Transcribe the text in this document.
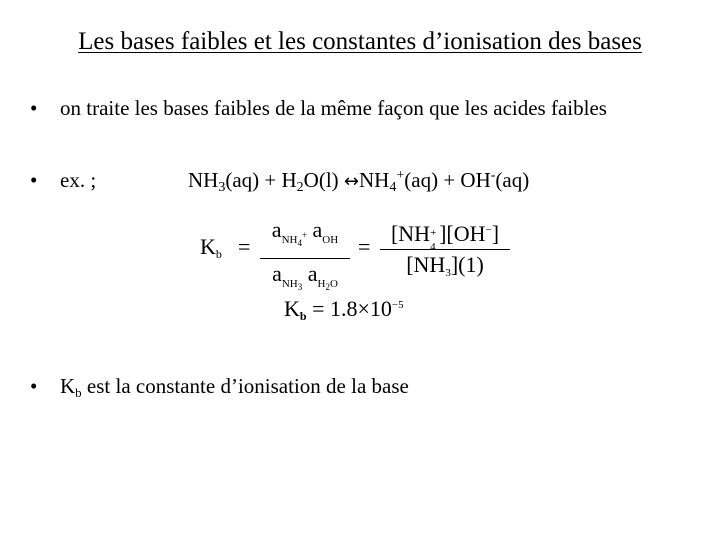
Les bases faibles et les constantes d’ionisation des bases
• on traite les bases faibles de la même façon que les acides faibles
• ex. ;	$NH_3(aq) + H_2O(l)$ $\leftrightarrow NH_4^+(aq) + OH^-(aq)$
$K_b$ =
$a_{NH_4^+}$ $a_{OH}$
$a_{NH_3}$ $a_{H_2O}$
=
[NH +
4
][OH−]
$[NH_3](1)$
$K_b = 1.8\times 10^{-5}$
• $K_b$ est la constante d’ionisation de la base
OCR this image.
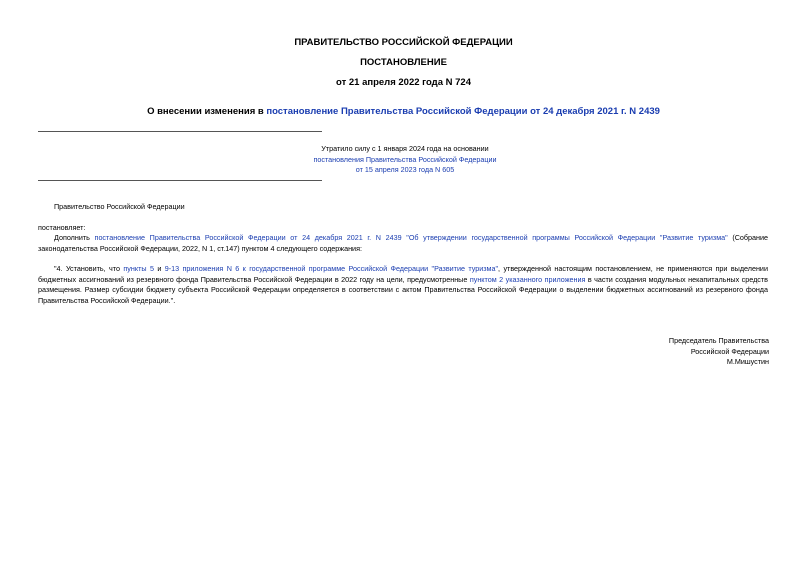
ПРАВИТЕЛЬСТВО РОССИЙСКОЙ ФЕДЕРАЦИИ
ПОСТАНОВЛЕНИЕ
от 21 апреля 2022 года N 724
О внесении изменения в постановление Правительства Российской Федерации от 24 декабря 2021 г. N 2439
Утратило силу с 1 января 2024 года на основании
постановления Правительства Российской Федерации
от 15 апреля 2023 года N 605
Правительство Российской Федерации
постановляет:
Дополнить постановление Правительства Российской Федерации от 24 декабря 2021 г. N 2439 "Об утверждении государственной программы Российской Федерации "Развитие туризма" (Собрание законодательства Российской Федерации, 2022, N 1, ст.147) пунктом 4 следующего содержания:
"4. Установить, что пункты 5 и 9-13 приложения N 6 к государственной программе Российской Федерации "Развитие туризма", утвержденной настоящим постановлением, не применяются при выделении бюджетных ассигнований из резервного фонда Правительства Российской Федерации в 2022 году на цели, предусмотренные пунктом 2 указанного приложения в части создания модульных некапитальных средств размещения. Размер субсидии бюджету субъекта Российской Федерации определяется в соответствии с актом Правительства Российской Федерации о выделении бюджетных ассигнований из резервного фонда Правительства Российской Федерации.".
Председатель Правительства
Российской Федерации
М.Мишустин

###

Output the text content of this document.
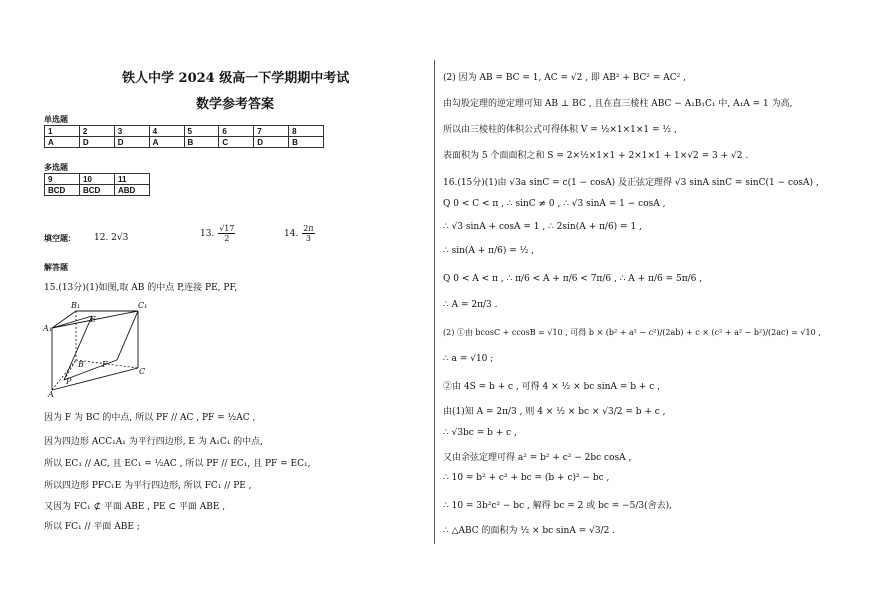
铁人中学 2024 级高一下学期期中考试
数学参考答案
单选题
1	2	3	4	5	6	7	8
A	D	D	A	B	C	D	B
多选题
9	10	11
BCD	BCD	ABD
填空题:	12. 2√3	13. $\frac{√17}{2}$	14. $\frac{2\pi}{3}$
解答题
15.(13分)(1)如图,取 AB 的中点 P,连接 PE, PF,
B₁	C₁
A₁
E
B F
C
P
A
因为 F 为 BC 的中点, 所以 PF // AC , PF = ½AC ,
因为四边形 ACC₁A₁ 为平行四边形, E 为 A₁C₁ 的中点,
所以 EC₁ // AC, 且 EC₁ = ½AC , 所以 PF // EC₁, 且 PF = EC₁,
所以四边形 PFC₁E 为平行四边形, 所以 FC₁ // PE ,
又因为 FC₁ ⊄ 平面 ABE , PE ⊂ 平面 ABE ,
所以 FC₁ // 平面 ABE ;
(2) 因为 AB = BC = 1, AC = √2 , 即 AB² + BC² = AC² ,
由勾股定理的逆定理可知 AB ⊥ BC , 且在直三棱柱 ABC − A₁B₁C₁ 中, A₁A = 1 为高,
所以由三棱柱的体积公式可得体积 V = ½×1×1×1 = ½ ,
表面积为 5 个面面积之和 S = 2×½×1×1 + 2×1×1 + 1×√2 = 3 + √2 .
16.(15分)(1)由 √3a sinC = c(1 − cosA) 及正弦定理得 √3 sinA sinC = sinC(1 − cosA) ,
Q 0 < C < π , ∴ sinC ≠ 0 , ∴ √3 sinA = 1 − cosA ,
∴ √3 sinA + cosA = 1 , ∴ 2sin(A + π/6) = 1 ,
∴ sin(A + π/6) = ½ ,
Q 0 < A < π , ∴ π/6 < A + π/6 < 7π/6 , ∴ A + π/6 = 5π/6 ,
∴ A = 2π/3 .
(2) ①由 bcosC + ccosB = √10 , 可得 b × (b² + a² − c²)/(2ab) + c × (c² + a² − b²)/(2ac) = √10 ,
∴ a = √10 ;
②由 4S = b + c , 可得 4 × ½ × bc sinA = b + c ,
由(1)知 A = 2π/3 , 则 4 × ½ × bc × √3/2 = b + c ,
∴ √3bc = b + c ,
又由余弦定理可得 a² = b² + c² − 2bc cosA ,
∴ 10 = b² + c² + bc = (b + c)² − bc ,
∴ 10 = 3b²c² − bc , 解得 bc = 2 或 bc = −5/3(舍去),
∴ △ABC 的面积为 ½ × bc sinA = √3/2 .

###

Aim of the exercise: Search the data above for the word "sinC", then gather each line in which it appears.

Result of the task:
16.(15分)(1)由 √3a sinC = c(1 − cosA) 及正弦定理得 √3 sinA sinC = sinC(1 − cosA) ,
Q 0 < C < π , ∴ sinC ≠ 0 , ∴ √3 sinA = 1 − cosA ,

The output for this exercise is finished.